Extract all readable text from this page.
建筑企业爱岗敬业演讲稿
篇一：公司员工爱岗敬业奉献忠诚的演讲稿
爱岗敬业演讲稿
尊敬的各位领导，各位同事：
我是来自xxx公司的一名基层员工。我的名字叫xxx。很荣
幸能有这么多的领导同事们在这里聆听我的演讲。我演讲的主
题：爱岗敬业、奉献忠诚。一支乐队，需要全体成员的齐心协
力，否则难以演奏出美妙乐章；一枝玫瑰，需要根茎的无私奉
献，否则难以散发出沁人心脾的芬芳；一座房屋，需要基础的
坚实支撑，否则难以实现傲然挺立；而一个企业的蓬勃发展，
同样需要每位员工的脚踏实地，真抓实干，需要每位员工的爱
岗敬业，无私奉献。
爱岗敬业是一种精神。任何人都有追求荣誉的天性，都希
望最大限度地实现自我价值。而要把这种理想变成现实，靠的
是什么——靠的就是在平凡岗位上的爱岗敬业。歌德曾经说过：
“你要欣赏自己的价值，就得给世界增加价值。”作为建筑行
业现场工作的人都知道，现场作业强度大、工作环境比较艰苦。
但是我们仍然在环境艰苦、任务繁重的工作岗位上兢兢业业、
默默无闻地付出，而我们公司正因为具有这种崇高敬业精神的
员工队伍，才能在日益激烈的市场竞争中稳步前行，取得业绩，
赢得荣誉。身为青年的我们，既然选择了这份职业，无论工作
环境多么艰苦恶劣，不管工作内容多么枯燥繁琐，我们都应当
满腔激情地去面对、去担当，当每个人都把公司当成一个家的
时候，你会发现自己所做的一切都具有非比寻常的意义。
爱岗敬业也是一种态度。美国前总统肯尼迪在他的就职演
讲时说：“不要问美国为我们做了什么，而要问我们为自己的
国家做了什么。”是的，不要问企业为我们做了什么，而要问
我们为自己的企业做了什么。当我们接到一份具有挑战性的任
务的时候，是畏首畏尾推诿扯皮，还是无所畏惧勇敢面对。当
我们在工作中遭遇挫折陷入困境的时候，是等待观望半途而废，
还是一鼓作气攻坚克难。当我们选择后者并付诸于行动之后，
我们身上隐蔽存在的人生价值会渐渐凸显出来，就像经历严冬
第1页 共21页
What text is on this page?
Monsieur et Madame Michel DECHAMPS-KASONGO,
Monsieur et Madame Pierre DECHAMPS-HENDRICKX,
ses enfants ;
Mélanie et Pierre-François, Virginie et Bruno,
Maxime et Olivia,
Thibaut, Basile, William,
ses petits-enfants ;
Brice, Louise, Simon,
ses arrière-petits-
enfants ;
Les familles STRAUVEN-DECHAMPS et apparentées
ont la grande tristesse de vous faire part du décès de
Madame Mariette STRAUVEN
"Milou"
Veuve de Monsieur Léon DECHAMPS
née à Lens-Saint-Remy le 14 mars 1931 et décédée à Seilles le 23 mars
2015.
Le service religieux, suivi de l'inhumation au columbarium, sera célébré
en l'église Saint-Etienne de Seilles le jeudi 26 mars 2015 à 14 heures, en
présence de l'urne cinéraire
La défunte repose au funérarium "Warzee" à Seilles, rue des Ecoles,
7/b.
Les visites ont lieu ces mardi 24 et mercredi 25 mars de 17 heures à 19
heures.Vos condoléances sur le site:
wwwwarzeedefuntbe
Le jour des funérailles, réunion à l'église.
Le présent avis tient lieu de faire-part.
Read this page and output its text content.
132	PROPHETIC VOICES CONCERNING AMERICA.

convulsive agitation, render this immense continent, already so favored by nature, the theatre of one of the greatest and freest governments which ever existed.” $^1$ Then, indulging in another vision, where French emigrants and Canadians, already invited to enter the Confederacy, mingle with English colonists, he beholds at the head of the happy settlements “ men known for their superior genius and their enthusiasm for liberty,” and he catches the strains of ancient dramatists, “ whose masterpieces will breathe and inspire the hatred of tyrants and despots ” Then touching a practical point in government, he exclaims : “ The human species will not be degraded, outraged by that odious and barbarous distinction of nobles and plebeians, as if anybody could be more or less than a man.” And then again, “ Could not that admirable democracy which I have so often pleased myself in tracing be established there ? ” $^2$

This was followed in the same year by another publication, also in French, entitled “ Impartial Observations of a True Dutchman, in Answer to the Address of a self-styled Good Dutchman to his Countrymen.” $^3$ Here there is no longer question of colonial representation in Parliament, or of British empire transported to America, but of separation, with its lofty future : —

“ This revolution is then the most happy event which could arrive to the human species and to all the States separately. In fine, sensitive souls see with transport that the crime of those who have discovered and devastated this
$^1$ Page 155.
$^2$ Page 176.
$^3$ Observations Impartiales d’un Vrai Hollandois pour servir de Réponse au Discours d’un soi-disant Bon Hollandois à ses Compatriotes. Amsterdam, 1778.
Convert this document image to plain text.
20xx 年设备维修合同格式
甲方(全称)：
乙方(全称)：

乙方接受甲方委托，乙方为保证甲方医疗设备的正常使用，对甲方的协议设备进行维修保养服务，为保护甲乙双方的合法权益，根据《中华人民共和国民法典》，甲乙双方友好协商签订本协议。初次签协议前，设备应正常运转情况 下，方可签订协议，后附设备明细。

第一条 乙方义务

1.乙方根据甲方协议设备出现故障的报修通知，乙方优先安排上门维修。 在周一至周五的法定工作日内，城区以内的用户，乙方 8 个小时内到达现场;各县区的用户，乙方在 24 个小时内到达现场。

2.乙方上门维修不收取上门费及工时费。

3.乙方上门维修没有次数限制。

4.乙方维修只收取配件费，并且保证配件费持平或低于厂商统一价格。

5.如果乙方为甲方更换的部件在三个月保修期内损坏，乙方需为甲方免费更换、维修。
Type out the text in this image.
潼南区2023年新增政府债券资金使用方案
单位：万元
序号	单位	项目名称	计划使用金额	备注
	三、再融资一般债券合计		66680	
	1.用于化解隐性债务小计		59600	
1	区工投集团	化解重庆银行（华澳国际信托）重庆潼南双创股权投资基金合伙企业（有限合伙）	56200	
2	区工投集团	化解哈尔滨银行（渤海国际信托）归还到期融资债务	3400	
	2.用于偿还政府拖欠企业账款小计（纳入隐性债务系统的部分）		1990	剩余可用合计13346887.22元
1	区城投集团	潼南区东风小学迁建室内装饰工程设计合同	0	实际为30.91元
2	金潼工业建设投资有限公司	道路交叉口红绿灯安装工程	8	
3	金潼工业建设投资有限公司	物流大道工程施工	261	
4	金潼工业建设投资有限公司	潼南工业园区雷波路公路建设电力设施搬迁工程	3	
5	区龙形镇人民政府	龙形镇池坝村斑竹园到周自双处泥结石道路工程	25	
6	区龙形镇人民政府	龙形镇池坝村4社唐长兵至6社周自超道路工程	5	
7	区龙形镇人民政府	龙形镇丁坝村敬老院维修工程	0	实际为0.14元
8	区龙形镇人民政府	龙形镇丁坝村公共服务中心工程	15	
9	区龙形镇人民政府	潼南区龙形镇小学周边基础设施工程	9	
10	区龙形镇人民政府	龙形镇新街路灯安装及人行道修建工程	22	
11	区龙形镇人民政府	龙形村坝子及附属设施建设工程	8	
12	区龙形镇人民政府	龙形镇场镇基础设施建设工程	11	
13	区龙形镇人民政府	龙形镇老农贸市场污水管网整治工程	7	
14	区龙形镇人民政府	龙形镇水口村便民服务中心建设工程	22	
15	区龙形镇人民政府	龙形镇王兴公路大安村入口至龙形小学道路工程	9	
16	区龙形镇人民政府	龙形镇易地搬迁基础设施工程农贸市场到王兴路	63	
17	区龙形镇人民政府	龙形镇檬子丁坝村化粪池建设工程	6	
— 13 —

=-=-=-=-=

# Stated task
Transcribe the material above in its entirety. Match it exactly.

# Exercise result
Extract all readable text from this page.
建筑企业爱岗敬业演讲稿
篇一：公司员工爱岗敬业奉献忠诚的演讲稿
爱岗敬业演讲稿
尊敬的各位领导，各位同事：
我是来自xxx公司的一名基层员工。我的名字叫xxx。很荣
幸能有这么多的领导同事们在这里聆听我的演讲。我演讲的主
题：爱岗敬业、奉献忠诚。一支乐队，需要全体成员的齐心协
力，否则难以演奏出美妙乐章；一枝玫瑰，需要根茎的无私奉
献，否则难以散发出沁人心脾的芬芳；一座房屋，需要基础的
坚实支撑，否则难以实现傲然挺立；而一个企业的蓬勃发展，
同样需要每位员工的脚踏实地，真抓实干，需要每位员工的爱
岗敬业，无私奉献。
爱岗敬业是一种精神。任何人都有追求荣誉的天性，都希
望最大限度地实现自我价值。而要把这种理想变成现实，靠的
是什么——靠的就是在平凡岗位上的爱岗敬业。歌德曾经说过：
“你要欣赏自己的价值，就得给世界增加价值。”作为建筑行
业现场工作的人都知道，现场作业强度大、工作环境比较艰苦。
但是我们仍然在环境艰苦、任务繁重的工作岗位上兢兢业业、
默默无闻地付出，而我们公司正因为具有这种崇高敬业精神的
员工队伍，才能在日益激烈的市场竞争中稳步前行，取得业绩，
赢得荣誉。身为青年的我们，既然选择了这份职业，无论工作
环境多么艰苦恶劣，不管工作内容多么枯燥繁琐，我们都应当
满腔激情地去面对、去担当，当每个人都把公司当成一个家的
时候，你会发现自己所做的一切都具有非比寻常的意义。
爱岗敬业也是一种态度。美国前总统肯尼迪在他的就职演
讲时说：“不要问美国为我们做了什么，而要问我们为自己的
国家做了什么。”是的，不要问企业为我们做了什么，而要问
我们为自己的企业做了什么。当我们接到一份具有挑战性的任
务的时候，是畏首畏尾推诿扯皮，还是无所畏惧勇敢面对。当
我们在工作中遭遇挫折陷入困境的时候，是等待观望半途而废，
还是一鼓作气攻坚克难。当我们选择后者并付诸于行动之后，
我们身上隐蔽存在的人生价值会渐渐凸显出来，就像经历严冬
第1页 共21页
What text is on this page?
Monsieur et Madame Michel DECHAMPS-KASONGO,
Monsieur et Madame Pierre DECHAMPS-HENDRICKX,
ses enfants ;
Mélanie et Pierre-François, Virginie et Bruno,
Maxime et Olivia,
Thibaut, Basile, William,
ses petits-enfants ;
Brice, Louise, Simon,
ses arrière-petits-
enfants ;
Les familles STRAUVEN-DECHAMPS et apparentées
ont la grande tristesse de vous faire part du décès de
Madame Mariette STRAUVEN
"Milou"
Veuve de Monsieur Léon DECHAMPS
née à Lens-Saint-Remy le 14 mars 1931 et décédée à Seilles le 23 mars
2015.
Le service religieux, suivi de l'inhumation au columbarium, sera célébré
en l'église Saint-Etienne de Seilles le jeudi 26 mars 2015 à 14 heures, en
présence de l'urne cinéraire
La défunte repose au funérarium "Warzee" à Seilles, rue des Ecoles,
7/b.
Les visites ont lieu ces mardi 24 et mercredi 25 mars de 17 heures à 19
heures.Vos condoléances sur le site:
wwwwarzeedefuntbe
Le jour des funérailles, réunion à l'église.
Le présent avis tient lieu de faire-part.
Read this page and output its text content.
132	PROPHETIC VOICES CONCERNING AMERICA.

convulsive agitation, render this immense continent, already so favored by nature, the theatre of one of the greatest and freest governments which ever existed.” $^1$ Then, indulging in another vision, where French emigrants and Canadians, already invited to enter the Confederacy, mingle with English colonists, he beholds at the head of the happy settlements “ men known for their superior genius and their enthusiasm for liberty,” and he catches the strains of ancient dramatists, “ whose masterpieces will breathe and inspire the hatred of tyrants and despots ” Then touching a practical point in government, he exclaims : “ The human species will not be degraded, outraged by that odious and barbarous distinction of nobles and plebeians, as if anybody could be more or less than a man.” And then again, “ Could not that admirable democracy which I have so often pleased myself in tracing be established there ? ” $^2$

This was followed in the same year by another publication, also in French, entitled “ Impartial Observations of a True Dutchman, in Answer to the Address of a self-styled Good Dutchman to his Countrymen.” $^3$ Here there is no longer question of colonial representation in Parliament, or of British empire transported to America, but of separation, with its lofty future : —

“ This revolution is then the most happy event which could arrive to the human species and to all the States separately. In fine, sensitive souls see with transport that the crime of those who have discovered and devastated this
$^1$ Page 155.
$^2$ Page 176.
$^3$ Observations Impartiales d’un Vrai Hollandois pour servir de Réponse au Discours d’un soi-disant Bon Hollandois à ses Compatriotes. Amsterdam, 1778.
Convert this document image to plain text.
20xx 年设备维修合同格式
甲方(全称)：
乙方(全称)：

乙方接受甲方委托，乙方为保证甲方医疗设备的正常使用，对甲方的协议设备进行维修保养服务，为保护甲乙双方的合法权益，根据《中华人民共和国民法典》，甲乙双方友好协商签订本协议。初次签协议前，设备应正常运转情况 下，方可签订协议，后附设备明细。

第一条 乙方义务

1.乙方根据甲方协议设备出现故障的报修通知，乙方优先安排上门维修。 在周一至周五的法定工作日内，城区以内的用户，乙方 8 个小时内到达现场;各县区的用户，乙方在 24 个小时内到达现场。

2.乙方上门维修不收取上门费及工时费。

3.乙方上门维修没有次数限制。

4.乙方维修只收取配件费，并且保证配件费持平或低于厂商统一价格。

5.如果乙方为甲方更换的部件在三个月保修期内损坏，乙方需为甲方免费更换、维修。
Type out the text in this image.
潼南区2023年新增政府债券资金使用方案
单位：万元
序号	单位	项目名称	计划使用金额	备注
	三、再融资一般债券合计		66680	
	1.用于化解隐性债务小计		59600	
1	区工投集团	化解重庆银行（华澳国际信托）重庆潼南双创股权投资基金合伙企业（有限合伙）	56200	
2	区工投集团	化解哈尔滨银行（渤海国际信托）归还到期融资债务	3400	
	2.用于偿还政府拖欠企业账款小计（纳入隐性债务系统的部分）		1990	剩余可用合计13346887.22元
1	区城投集团	潼南区东风小学迁建室内装饰工程设计合同	0	实际为30.91元
2	金潼工业建设投资有限公司	道路交叉口红绿灯安装工程	8	
3	金潼工业建设投资有限公司	物流大道工程施工	261	
4	金潼工业建设投资有限公司	潼南工业园区雷波路公路建设电力设施搬迁工程	3	
5	区龙形镇人民政府	龙形镇池坝村斑竹园到周自双处泥结石道路工程	25	
6	区龙形镇人民政府	龙形镇池坝村4社唐长兵至6社周自超道路工程	5	
7	区龙形镇人民政府	龙形镇丁坝村敬老院维修工程	0	实际为0.14元
8	区龙形镇人民政府	龙形镇丁坝村公共服务中心工程	15	
9	区龙形镇人民政府	潼南区龙形镇小学周边基础设施工程	9	
10	区龙形镇人民政府	龙形镇新街路灯安装及人行道修建工程	22	
11	区龙形镇人民政府	龙形村坝子及附属设施建设工程	8	
12	区龙形镇人民政府	龙形镇场镇基础设施建设工程	11	
13	区龙形镇人民政府	龙形镇老农贸市场污水管网整治工程	7	
14	区龙形镇人民政府	龙形镇水口村便民服务中心建设工程	22	
15	区龙形镇人民政府	龙形镇王兴公路大安村入口至龙形小学道路工程	9	
16	区龙形镇人民政府	龙形镇易地搬迁基础设施工程农贸市场到王兴路	63	
17	区龙形镇人民政府	龙形镇檬子丁坝村化粪池建设工程	6	
— 13 —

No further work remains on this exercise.